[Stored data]

>> START

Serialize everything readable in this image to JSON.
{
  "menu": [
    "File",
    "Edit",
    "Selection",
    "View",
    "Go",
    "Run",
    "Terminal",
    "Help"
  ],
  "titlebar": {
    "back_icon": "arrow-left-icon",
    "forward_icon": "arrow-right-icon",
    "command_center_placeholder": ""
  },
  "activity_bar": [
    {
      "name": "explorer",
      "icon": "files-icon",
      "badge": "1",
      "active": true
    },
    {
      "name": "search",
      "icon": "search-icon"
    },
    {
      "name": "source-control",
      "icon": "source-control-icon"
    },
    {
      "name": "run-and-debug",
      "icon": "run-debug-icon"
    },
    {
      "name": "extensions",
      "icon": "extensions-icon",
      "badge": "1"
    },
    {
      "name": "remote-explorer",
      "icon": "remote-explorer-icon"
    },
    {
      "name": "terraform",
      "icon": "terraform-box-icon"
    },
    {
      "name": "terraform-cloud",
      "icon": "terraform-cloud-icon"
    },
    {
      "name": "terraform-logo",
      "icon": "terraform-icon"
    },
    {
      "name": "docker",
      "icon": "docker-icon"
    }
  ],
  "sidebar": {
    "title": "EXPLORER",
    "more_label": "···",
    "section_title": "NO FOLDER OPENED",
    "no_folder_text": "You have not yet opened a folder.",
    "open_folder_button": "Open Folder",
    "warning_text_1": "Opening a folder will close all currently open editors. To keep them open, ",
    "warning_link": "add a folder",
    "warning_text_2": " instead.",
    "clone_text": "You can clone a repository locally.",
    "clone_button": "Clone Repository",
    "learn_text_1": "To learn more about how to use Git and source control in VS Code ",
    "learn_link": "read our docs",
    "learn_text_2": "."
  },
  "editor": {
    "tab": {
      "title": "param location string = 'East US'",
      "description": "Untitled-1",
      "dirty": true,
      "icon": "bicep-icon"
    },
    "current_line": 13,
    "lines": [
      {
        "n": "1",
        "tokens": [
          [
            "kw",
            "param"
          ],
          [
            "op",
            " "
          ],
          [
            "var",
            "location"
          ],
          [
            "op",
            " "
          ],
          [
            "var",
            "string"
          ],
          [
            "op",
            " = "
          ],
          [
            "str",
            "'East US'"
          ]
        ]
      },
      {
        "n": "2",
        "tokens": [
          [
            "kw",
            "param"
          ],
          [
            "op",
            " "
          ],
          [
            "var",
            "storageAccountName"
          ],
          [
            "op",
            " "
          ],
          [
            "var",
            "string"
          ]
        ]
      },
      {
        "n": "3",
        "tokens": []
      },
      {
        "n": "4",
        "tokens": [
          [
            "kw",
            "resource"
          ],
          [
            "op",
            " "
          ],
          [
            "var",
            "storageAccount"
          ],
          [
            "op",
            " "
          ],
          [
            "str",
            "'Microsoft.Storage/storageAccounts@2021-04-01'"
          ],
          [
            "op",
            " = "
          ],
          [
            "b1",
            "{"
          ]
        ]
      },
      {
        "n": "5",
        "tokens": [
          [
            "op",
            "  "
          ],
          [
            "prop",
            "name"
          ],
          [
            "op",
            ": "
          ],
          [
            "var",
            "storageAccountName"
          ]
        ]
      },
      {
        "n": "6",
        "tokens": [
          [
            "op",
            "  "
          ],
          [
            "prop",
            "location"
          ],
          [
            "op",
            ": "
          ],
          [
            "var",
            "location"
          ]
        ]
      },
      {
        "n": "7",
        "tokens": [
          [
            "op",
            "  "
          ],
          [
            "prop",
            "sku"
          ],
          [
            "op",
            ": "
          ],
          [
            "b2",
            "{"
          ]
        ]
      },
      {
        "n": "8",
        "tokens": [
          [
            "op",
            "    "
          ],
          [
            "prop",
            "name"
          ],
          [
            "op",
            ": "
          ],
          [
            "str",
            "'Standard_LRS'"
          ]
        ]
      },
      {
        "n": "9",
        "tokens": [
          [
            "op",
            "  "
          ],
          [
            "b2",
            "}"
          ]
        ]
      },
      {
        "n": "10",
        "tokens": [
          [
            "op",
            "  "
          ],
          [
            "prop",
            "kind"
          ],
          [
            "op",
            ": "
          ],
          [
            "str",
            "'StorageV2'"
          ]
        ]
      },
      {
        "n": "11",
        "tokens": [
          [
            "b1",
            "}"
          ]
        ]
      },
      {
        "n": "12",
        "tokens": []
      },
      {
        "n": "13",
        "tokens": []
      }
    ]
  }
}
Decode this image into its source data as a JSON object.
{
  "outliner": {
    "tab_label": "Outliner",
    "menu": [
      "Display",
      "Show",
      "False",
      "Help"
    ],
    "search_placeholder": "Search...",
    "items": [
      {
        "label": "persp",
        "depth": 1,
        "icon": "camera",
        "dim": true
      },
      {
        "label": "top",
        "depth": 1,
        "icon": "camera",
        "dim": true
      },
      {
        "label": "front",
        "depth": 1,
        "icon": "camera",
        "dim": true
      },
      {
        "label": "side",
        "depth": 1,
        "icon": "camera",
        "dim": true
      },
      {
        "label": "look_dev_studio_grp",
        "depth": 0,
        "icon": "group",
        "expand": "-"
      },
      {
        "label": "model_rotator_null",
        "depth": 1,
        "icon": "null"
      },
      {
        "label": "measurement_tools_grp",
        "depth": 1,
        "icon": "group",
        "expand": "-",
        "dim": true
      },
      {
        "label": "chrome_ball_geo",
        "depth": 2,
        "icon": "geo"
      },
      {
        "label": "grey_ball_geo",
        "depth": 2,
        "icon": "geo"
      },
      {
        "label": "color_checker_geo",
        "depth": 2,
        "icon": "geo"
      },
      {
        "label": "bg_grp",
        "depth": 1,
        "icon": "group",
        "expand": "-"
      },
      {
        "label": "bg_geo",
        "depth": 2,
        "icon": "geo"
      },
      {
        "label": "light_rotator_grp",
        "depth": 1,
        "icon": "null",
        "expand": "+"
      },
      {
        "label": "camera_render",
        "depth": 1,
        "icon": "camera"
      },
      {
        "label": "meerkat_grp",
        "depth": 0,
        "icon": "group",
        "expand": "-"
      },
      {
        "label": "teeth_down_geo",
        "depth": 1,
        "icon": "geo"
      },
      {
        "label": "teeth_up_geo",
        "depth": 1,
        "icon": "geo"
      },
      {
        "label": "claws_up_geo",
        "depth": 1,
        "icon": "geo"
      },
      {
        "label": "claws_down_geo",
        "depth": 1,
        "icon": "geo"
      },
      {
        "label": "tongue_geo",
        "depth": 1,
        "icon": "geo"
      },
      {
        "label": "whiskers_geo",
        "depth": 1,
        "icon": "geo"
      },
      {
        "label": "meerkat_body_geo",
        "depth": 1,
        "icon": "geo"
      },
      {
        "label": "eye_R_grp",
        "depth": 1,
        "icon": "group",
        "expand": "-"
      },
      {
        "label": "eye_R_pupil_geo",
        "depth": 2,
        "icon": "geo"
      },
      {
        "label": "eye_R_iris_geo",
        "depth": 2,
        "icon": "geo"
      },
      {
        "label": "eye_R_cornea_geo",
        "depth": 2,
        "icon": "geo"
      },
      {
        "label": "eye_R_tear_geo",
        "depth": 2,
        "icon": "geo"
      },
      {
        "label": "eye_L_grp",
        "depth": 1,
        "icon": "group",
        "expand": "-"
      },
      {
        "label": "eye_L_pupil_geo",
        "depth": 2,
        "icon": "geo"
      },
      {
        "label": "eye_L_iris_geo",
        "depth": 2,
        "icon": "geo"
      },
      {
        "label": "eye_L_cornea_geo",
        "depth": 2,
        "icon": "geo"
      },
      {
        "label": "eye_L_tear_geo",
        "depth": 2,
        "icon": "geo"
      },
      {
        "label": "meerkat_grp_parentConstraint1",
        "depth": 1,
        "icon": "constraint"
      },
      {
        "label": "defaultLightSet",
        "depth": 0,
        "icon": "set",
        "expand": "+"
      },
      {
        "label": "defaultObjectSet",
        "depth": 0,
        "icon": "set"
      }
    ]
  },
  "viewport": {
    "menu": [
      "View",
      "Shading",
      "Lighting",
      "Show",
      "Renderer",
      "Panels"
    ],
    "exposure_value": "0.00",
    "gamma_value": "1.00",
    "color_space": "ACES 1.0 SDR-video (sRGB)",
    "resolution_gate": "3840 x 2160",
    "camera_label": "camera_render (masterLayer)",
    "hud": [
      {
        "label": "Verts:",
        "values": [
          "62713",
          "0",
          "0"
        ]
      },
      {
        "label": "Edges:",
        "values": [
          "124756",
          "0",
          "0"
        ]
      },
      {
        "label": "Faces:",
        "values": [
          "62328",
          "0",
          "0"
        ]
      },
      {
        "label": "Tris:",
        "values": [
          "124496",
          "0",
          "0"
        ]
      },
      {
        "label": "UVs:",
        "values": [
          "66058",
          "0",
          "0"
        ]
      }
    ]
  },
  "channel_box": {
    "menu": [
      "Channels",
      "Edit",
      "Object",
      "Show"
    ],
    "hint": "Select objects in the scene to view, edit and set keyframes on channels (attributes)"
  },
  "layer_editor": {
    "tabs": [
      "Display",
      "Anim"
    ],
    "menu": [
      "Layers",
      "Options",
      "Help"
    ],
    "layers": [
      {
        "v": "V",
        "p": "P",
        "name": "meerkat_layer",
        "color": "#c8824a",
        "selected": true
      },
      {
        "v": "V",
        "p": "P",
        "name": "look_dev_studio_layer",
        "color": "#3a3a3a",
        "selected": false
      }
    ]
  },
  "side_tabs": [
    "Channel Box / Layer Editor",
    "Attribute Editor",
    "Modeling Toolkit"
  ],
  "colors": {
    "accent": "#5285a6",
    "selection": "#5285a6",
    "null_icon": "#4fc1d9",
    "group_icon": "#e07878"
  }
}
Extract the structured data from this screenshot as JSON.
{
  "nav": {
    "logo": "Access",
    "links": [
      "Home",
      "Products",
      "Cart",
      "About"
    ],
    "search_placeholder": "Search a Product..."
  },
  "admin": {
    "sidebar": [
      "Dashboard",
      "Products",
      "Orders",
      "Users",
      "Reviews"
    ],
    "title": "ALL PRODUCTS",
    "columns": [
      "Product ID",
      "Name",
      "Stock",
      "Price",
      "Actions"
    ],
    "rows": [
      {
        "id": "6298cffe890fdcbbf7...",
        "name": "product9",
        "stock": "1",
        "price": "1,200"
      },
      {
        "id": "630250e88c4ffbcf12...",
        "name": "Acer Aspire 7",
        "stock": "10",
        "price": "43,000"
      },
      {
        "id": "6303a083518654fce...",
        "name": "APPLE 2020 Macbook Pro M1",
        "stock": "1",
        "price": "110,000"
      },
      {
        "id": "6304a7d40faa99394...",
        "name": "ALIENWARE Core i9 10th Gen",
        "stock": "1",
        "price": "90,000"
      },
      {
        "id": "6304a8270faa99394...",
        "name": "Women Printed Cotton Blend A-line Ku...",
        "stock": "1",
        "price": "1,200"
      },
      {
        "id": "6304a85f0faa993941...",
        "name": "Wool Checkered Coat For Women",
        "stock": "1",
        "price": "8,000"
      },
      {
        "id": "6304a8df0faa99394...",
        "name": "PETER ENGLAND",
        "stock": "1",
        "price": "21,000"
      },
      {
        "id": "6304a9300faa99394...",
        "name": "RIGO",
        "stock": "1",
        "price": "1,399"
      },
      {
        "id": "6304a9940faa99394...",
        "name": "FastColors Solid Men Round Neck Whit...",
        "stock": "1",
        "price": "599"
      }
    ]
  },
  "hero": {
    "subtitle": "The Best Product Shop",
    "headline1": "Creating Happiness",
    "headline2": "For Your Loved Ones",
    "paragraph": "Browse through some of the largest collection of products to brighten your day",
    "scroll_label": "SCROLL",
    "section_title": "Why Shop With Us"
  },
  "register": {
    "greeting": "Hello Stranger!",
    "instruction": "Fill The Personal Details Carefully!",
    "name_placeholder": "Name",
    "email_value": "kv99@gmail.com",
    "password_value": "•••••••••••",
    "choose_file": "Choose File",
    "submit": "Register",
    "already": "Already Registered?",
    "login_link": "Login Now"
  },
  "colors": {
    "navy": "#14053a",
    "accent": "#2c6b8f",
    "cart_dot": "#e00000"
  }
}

>> END

Write out every line of the entries that holds the word "remote".

      "name": "remote-explorer",
      "icon": "remote-explorer-icon"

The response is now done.